* Start Given data *
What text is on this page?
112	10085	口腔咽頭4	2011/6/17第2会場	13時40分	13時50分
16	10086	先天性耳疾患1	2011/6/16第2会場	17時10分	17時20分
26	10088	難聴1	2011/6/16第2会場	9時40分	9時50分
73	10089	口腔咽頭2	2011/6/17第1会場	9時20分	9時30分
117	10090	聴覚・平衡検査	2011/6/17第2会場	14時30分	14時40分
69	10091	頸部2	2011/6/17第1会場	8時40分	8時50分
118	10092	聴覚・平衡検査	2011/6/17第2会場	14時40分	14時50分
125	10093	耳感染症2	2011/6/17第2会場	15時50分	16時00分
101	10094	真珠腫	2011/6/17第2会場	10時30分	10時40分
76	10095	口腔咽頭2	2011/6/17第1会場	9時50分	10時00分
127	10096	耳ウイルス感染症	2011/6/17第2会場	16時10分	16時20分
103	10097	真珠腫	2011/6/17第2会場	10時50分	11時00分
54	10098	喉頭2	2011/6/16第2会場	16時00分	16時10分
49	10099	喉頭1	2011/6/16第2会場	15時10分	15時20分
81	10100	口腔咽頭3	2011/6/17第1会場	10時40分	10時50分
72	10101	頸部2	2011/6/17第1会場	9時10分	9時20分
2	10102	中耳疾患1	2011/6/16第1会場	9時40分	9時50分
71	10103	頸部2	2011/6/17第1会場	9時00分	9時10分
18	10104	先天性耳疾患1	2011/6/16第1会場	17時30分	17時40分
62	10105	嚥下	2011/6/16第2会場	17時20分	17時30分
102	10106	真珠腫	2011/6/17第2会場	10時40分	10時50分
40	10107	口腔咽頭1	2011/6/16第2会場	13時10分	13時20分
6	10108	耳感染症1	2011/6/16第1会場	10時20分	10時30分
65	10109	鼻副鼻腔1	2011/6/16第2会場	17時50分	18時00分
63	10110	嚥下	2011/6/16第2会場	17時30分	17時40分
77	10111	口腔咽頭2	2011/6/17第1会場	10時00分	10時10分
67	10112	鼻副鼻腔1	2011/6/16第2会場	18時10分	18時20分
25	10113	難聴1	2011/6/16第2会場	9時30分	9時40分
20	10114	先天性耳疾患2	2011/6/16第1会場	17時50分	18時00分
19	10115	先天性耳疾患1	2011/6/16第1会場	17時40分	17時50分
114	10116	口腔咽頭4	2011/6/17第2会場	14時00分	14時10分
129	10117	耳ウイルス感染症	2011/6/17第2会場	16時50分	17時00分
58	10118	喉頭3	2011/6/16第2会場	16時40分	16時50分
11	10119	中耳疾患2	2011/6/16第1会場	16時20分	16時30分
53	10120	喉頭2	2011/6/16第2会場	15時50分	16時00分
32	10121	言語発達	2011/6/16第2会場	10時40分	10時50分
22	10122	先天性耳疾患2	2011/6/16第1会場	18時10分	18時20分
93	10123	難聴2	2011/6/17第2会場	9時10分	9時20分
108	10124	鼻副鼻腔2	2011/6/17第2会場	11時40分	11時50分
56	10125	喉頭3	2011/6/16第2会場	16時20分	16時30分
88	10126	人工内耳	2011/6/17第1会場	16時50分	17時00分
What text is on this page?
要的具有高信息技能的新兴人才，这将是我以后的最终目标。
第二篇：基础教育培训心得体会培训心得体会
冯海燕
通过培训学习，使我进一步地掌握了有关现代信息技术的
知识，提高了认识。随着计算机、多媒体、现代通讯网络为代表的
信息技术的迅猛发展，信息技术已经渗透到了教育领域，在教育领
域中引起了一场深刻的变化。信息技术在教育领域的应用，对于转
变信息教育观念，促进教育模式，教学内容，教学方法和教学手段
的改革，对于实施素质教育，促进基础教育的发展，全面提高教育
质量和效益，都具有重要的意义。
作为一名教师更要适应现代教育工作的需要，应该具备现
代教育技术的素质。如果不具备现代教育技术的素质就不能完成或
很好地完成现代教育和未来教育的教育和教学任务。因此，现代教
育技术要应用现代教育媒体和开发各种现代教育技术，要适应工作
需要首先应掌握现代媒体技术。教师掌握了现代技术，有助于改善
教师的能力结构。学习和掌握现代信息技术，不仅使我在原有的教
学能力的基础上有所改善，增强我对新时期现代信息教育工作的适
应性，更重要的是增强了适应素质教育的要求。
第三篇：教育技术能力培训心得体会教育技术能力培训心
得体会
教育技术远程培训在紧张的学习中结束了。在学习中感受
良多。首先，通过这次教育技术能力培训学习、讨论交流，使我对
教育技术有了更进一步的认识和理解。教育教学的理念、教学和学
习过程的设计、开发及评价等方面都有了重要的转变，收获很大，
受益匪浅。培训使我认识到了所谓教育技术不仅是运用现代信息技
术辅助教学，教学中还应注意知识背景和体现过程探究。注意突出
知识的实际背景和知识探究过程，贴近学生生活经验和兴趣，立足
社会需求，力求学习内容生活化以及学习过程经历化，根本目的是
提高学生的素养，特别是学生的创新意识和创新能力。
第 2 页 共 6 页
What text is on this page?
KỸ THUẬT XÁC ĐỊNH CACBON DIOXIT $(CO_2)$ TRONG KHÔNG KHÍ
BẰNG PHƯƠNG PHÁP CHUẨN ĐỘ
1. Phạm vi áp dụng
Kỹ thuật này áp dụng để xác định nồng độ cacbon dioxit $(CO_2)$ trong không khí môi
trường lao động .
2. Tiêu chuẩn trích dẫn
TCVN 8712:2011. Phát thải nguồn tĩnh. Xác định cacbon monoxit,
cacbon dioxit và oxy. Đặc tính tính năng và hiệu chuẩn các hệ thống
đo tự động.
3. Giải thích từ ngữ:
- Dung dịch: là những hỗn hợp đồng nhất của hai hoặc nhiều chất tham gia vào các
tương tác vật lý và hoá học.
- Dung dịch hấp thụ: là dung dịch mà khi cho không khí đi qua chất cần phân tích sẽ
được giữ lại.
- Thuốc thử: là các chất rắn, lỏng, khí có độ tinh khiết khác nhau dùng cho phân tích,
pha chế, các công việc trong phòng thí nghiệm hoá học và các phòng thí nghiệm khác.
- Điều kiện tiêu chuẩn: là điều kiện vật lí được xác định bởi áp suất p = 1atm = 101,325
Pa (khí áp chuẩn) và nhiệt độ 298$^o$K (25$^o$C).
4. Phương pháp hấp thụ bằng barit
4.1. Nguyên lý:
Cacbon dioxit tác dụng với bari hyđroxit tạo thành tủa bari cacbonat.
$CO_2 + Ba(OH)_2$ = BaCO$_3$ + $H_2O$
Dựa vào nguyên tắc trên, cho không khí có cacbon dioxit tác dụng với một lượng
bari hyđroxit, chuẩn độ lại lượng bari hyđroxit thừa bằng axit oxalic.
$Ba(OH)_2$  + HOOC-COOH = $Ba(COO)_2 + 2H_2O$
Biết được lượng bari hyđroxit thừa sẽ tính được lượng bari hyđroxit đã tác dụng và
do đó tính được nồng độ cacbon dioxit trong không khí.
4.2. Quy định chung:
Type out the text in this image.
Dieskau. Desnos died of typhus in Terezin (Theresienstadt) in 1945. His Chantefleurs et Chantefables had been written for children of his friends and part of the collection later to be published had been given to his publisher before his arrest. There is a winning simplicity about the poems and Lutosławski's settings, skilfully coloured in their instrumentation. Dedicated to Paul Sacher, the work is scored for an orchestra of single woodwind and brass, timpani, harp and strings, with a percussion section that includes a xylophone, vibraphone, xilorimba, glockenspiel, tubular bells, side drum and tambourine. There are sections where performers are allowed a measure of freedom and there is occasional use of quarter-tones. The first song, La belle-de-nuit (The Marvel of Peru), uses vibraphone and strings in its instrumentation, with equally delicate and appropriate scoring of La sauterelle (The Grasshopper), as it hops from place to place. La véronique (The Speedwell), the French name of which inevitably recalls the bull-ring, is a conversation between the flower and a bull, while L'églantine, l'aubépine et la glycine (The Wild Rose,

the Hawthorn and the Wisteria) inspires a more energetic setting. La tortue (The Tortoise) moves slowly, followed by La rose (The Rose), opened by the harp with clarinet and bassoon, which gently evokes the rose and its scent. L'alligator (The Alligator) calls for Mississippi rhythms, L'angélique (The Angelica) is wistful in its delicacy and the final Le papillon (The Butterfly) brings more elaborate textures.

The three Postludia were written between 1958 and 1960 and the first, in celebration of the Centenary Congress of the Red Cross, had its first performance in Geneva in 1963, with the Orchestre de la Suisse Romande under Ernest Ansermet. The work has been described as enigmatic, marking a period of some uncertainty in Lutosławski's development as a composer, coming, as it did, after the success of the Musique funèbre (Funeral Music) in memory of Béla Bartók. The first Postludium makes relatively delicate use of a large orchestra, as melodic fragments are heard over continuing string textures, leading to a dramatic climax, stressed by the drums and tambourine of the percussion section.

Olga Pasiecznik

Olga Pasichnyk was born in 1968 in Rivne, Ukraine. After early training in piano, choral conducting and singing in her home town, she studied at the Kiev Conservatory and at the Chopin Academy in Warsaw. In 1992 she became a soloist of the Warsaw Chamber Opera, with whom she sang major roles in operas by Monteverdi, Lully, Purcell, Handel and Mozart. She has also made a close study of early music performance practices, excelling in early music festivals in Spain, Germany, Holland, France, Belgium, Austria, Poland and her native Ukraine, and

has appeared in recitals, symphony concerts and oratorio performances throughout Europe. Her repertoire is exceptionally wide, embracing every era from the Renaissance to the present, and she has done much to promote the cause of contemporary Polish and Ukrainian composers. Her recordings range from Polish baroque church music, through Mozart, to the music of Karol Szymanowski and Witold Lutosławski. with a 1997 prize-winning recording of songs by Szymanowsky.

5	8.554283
* End Given data *
Read the entries and show each line that mentions "dụng".

1. Phạm vi áp dụng
Kỹ thuật này áp dụng để xác định nồng độ cacbon dioxit $(CO_2)$ trong không khí môi
Cacbon dioxit tác dụng với bari hyđroxit tạo thành tủa bari cacbonat.
Dựa vào nguyên tắc trên, cho không khí có cacbon dioxit tác dụng với một lượng
Biết được lượng bari hyđroxit thừa sẽ tính được lượng bari hyđroxit đã tác dụng và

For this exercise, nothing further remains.